→ **Work to do**
Take the material and output all of it exactly.

[Dataset records]
──────────────────────────────

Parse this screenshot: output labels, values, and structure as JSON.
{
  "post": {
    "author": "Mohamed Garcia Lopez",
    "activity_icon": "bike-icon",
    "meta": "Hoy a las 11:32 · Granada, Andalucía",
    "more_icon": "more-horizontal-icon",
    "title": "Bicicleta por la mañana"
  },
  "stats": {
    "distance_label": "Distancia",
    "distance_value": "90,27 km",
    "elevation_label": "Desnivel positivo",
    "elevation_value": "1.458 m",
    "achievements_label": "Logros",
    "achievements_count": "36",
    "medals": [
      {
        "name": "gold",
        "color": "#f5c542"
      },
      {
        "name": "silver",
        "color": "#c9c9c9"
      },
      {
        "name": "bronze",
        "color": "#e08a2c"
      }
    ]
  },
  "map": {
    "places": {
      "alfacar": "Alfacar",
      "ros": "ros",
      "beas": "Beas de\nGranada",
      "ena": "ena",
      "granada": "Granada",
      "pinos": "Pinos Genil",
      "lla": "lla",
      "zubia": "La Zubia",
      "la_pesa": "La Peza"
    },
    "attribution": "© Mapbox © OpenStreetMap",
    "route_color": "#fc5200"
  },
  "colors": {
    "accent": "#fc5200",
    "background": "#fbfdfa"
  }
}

──────────────────────────────

→ **Worked answer**
Parse this screenshot: output labels, values, and structure as JSON.
{
  "post": {
    "author": "Mohamed Garcia Lopez",
    "activity_icon": "bike-icon",
    "meta": "Hoy a las 11:32 · Granada, Andalucía",
    "more_icon": "more-horizontal-icon",
    "title": "Bicicleta por la mañana"
  },
  "stats": {
    "distance_label": "Distancia",
    "distance_value": "90,27 km",
    "elevation_label": "Desnivel positivo",
    "elevation_value": "1.458 m",
    "achievements_label": "Logros",
    "achievements_count": "36",
    "medals": [
      {
        "name": "gold",
        "color": "#f5c542"
      },
      {
        "name": "silver",
        "color": "#c9c9c9"
      },
      {
        "name": "bronze",
        "color": "#e08a2c"
      }
    ]
  },
  "map": {
    "places": {
      "alfacar": "Alfacar",
      "ros": "ros",
      "beas": "Beas de\nGranada",
      "ena": "ena",
      "granada": "Granada",
      "pinos": "Pinos Genil",
      "lla": "lla",
      "zubia": "La Zubia",
      "la_pesa": "La Peza"
    },
    "attribution": "© Mapbox © OpenStreetMap",
    "route_color": "#fc5200"
  },
  "colors": {
    "accent": "#fc5200",
    "background": "#fbfdfa"
  }
}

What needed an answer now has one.